◆ Task to carry out:
Pictures stay out of the copy; set down each line of the listing below exactly.

◆ Listed records:
* * * *

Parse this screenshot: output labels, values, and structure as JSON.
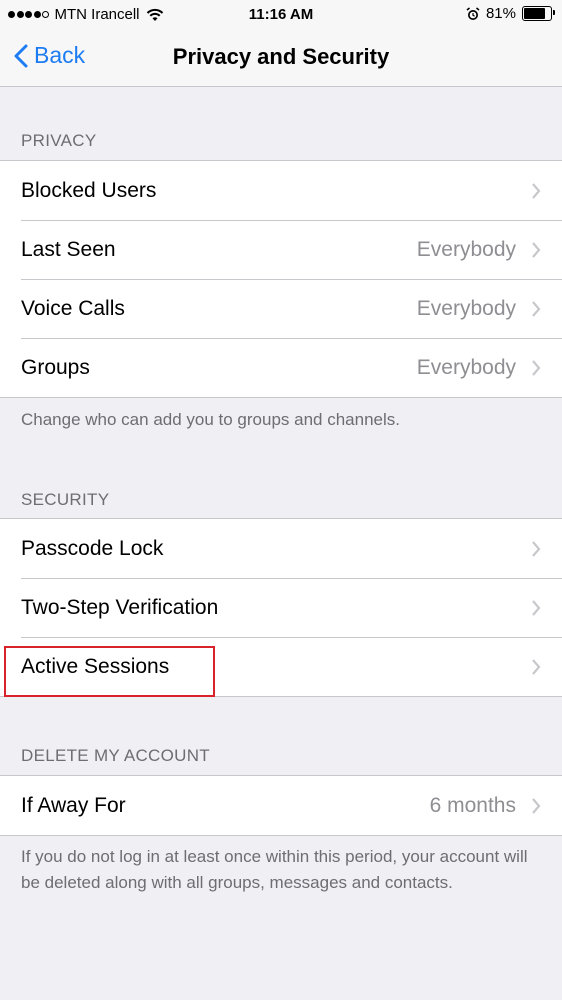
{
  "status_bar": {
    "carrier": "MTN Irancell",
    "time": "11:16 AM",
    "battery_percent": "81%",
    "battery_level": 0.81,
    "signal_bars": 4
  },
  "nav": {
    "back_label": "Back",
    "title": "Privacy and Security"
  },
  "privacy": {
    "header": "PRIVACY",
    "rows": [
      {
        "label": "Blocked Users",
        "value": ""
      },
      {
        "label": "Last Seen",
        "value": "Everybody"
      },
      {
        "label": "Voice Calls",
        "value": "Everybody"
      },
      {
        "label": "Groups",
        "value": "Everybody"
      }
    ],
    "footer": "Change who can add you to groups and channels."
  },
  "security": {
    "header": "SECURITY",
    "rows": [
      {
        "label": "Passcode Lock"
      },
      {
        "label": "Two-Step Verification"
      },
      {
        "label": "Active Sessions"
      }
    ]
  },
  "delete_account": {
    "header": "DELETE MY ACCOUNT",
    "rows": [
      {
        "label": "If Away For",
        "value": "6 months"
      }
    ],
    "footer": "If you do not log in at least once within this period, your account will be deleted along with all groups, messages and contacts."
  },
  "colors": {
    "accent": "#1d7cf2",
    "highlight": "#d9232a",
    "background": "#efeff4"
  }
}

* * * *

◆ Task answer:
Parse this screenshot: output labels, values, and structure as JSON.
{
  "status_bar": {
    "carrier": "MTN Irancell",
    "time": "11:16 AM",
    "battery_percent": "81%",
    "battery_level": 0.81,
    "signal_bars": 4
  },
  "nav": {
    "back_label": "Back",
    "title": "Privacy and Security"
  },
  "privacy": {
    "header": "PRIVACY",
    "rows": [
      {
        "label": "Blocked Users",
        "value": ""
      },
      {
        "label": "Last Seen",
        "value": "Everybody"
      },
      {
        "label": "Voice Calls",
        "value": "Everybody"
      },
      {
        "label": "Groups",
        "value": "Everybody"
      }
    ],
    "footer": "Change who can add you to groups and channels."
  },
  "security": {
    "header": "SECURITY",
    "rows": [
      {
        "label": "Passcode Lock"
      },
      {
        "label": "Two-Step Verification"
      },
      {
        "label": "Active Sessions"
      }
    ]
  },
  "delete_account": {
    "header": "DELETE MY ACCOUNT",
    "rows": [
      {
        "label": "If Away For",
        "value": "6 months"
      }
    ],
    "footer": "If you do not log in at least once within this period, your account will be deleted along with all groups, messages and contacts."
  },
  "colors": {
    "accent": "#1d7cf2",
    "highlight": "#d9232a",
    "background": "#efeff4"
  }
}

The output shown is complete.